» **SET PROBLEM**: Make a verbatim copy of the entries below; pictures stay out.

» **DATA PROVIDED**:
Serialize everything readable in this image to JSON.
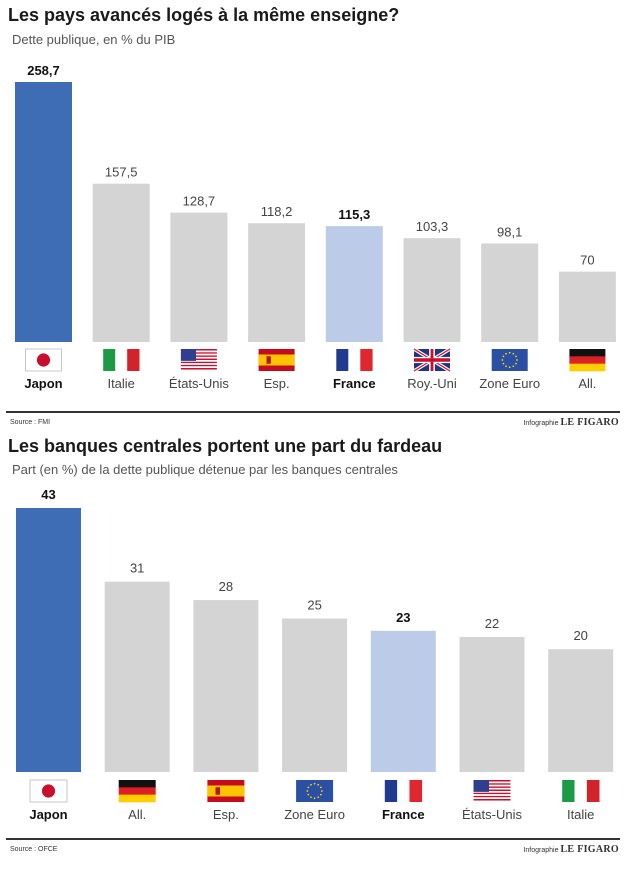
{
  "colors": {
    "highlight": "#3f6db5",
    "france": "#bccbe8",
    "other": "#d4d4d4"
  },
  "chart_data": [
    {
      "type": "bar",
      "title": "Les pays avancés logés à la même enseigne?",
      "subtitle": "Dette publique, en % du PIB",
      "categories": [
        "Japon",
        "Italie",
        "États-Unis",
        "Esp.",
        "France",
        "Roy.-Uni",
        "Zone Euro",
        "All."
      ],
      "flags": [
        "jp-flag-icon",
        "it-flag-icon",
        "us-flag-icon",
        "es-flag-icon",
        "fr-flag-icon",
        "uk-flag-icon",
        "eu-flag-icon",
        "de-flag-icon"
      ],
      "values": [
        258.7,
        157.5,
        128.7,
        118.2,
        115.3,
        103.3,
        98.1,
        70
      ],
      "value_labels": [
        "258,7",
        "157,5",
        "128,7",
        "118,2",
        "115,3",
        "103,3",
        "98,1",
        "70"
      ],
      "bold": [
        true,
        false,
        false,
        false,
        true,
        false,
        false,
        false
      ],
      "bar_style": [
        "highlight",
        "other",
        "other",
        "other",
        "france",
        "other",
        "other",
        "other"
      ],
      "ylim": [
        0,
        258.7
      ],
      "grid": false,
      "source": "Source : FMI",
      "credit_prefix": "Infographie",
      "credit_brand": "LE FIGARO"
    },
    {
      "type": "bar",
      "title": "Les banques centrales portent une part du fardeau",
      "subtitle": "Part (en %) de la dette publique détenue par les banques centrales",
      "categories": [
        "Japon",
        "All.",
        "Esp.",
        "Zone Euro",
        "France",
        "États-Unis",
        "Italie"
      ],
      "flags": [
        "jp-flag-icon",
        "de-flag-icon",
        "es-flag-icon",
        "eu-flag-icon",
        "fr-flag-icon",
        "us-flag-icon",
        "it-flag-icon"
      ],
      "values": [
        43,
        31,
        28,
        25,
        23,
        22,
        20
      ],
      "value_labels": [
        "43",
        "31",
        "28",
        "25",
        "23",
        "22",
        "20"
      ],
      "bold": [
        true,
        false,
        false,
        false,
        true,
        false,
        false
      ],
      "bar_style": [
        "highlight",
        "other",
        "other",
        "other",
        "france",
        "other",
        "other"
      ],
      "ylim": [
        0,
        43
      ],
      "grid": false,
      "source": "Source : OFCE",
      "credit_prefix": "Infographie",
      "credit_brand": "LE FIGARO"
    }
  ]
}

» **CORRECT ANSWER**:
Serialize everything readable in this image to JSON.
{
  "colors": {
    "highlight": "#3f6db5",
    "france": "#bccbe8",
    "other": "#d4d4d4"
  },
  "chart_data": [
    {
      "type": "bar",
      "title": "Les pays avancés logés à la même enseigne?",
      "subtitle": "Dette publique, en % du PIB",
      "categories": [
        "Japon",
        "Italie",
        "États-Unis",
        "Esp.",
        "France",
        "Roy.-Uni",
        "Zone Euro",
        "All."
      ],
      "flags": [
        "jp-flag-icon",
        "it-flag-icon",
        "us-flag-icon",
        "es-flag-icon",
        "fr-flag-icon",
        "uk-flag-icon",
        "eu-flag-icon",
        "de-flag-icon"
      ],
      "values": [
        258.7,
        157.5,
        128.7,
        118.2,
        115.3,
        103.3,
        98.1,
        70
      ],
      "value_labels": [
        "258,7",
        "157,5",
        "128,7",
        "118,2",
        "115,3",
        "103,3",
        "98,1",
        "70"
      ],
      "bold": [
        true,
        false,
        false,
        false,
        true,
        false,
        false,
        false
      ],
      "bar_style": [
        "highlight",
        "other",
        "other",
        "other",
        "france",
        "other",
        "other",
        "other"
      ],
      "ylim": [
        0,
        258.7
      ],
      "grid": false,
      "source": "Source : FMI",
      "credit_prefix": "Infographie",
      "credit_brand": "LE FIGARO"
    },
    {
      "type": "bar",
      "title": "Les banques centrales portent une part du fardeau",
      "subtitle": "Part (en %) de la dette publique détenue par les banques centrales",
      "categories": [
        "Japon",
        "All.",
        "Esp.",
        "Zone Euro",
        "France",
        "États-Unis",
        "Italie"
      ],
      "flags": [
        "jp-flag-icon",
        "de-flag-icon",
        "es-flag-icon",
        "eu-flag-icon",
        "fr-flag-icon",
        "us-flag-icon",
        "it-flag-icon"
      ],
      "values": [
        43,
        31,
        28,
        25,
        23,
        22,
        20
      ],
      "value_labels": [
        "43",
        "31",
        "28",
        "25",
        "23",
        "22",
        "20"
      ],
      "bold": [
        true,
        false,
        false,
        false,
        true,
        false,
        false
      ],
      "bar_style": [
        "highlight",
        "other",
        "other",
        "other",
        "france",
        "other",
        "other"
      ],
      "ylim": [
        0,
        43
      ],
      "grid": false,
      "source": "Source : OFCE",
      "credit_prefix": "Infographie",
      "credit_brand": "LE FIGARO"
    }
  ]
}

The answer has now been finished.